## BEGIN EXCERPT PROVIDED
If you’re like most importers or exporters, you probably shuddered when reading the subject line. Oh, the horror of receiving an unexpected bill showing demurrage, detention, or per diem!  Not only did you not plan for those fees, you may not be completely certain of the cause for such charges.

Well, I’m here to set the record (somewhat) straight.  Let’s talk about when you may see these charges and how you might be able to avoid them.

What Are Demurrage Charges?

Demurrage is assessed on cargo that is left at the terminal beyond the allotted free time.  Free time in contracts can vary, so be sure to check yours to ensure you understand exactly how much free time you get.  Generally, the standard is 4-5 days.  Once that free time expires, you will be charged a daily storage fee (demurrage) until you pull the cargo from the terminal.  Demurrage amounts may differ based on terminal or carrier and often increase after an initial period of time.  Daily demurrage charges can typically range from $75 to $150 per container per day, but that’s just for the first 5 days or so.  Charges generally increase the longer the cargo stays on the terminal.

Tips to Avoid or Reduce Demurrage Charges

  1. Pre-clear your cargo and issue delivery instructions to your inland carrier in advance.  If you work with a proactive broker like Shapiro, your cargo will be pre-cleared whenever possible so that coordination with the truckers can begin well before free time expires.
  2. Have a trucker “back-up” plan.  If you’re dealing with a particularly congested port, having an alternate option for a trucker could be a life saver when time schedules become tight.
  3. Request extended free time.  This only works for large shippers though, since they are based on the volume of containers you have arriving on a vessel at any given time.  You might be wondering how much shipping would get you to the “large shipper” status.  That really varies from carrier to carrier but you’ll probably need to be moving at least 800 containers a year to be even considered for this perk.

A final thought about demurrage:  Because it must be paid before the cargo can be picked up from the port, you’ll often know about these fees early. While you can’t guarantee that you’ll never face a demurrage charge, advanced planning is the key to mitigating your exposure.
## END EXCERPT PROVIDED
Continue the article above on demurrage, detention, and per diem charges, starting right after its last paragraph.
## BEGIN DATA EXTRACT
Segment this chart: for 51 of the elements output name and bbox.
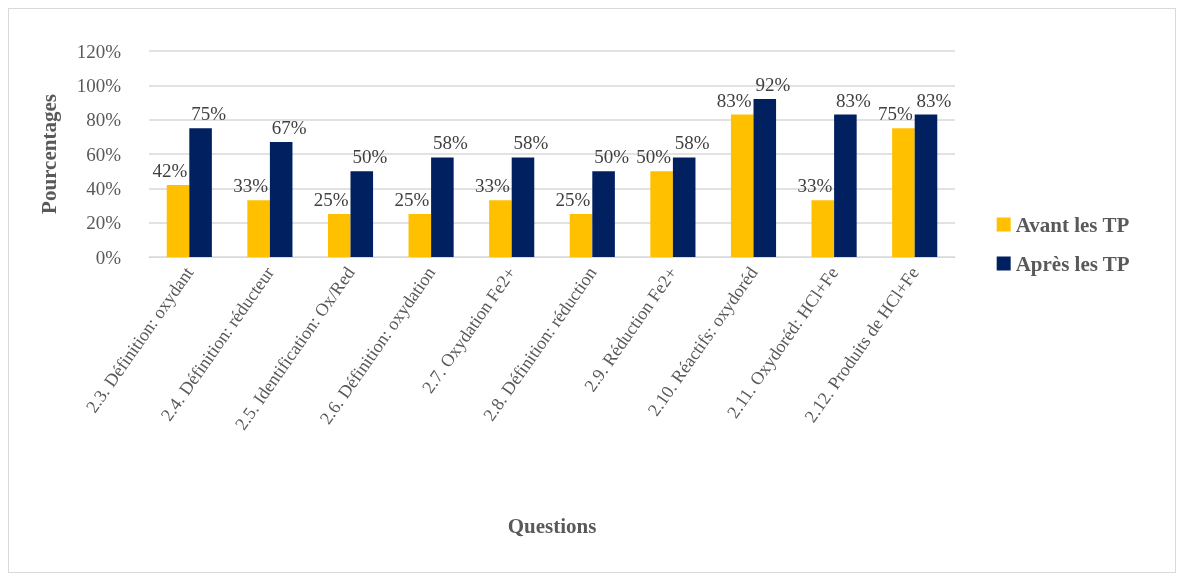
## END DATA EXTRACT
### ANSWER TO THE TASK
What are Detention or Per Diem Charges?

Detention is a tough one since you can hear it used in several contexts.

As with on-terminal storage, you also have a set amount of free time with the container itself.  Keeping the container beyond that free time often results in a detention charge, frequently called a per diem (per day) fee.   The amount of this charge can vary by carrier and port but usually ranges between $50 and $100 a day.

This is where it can get confusing.  You may also see a detention charge from your inland carrier as a trucking-related fee based on driver waiting time.  Typically, for imports, drivers will allow 1 to 2 hours free of charge to have the container unloaded so they can bring back the empty back to the port.  For exports, drivers will normally wait the same to bring the loaded container to the terminal for onboarding onto the vessel.  Anything beyond that waiting time will be charged as a driver detention charge.  With the domestic trucking market in a bit of disarray, courtesy of driver and chassis shortages, new restrictions on hours of service, equipment issues, and port congestion, driver wait times appear to be at an all-time high.

Possible Reasons for Demurrage Charges

  • Dispute between the shipper and consignee
  • Consignee didn’t get the required documents in time for customs clearance
  • The documentation received by the consignee is incorrect or insuffincient
  • The container was stopped by customers, police, or other official authorities resulting in delayed cargo inspection
  • Inefficient funds or finances in order to clear the container in time.
  • The cargo that was received did not match the sales order

Tips to Avoid Shipping Detention Fees

  1. Dispatch cargo as far in advance as possible.  This gives the trucking company time to schedule the pick-up and/or delivery.  Make sure that the loading party (for exports) or the unloading party (for imports) is ready to take action when the container arrives.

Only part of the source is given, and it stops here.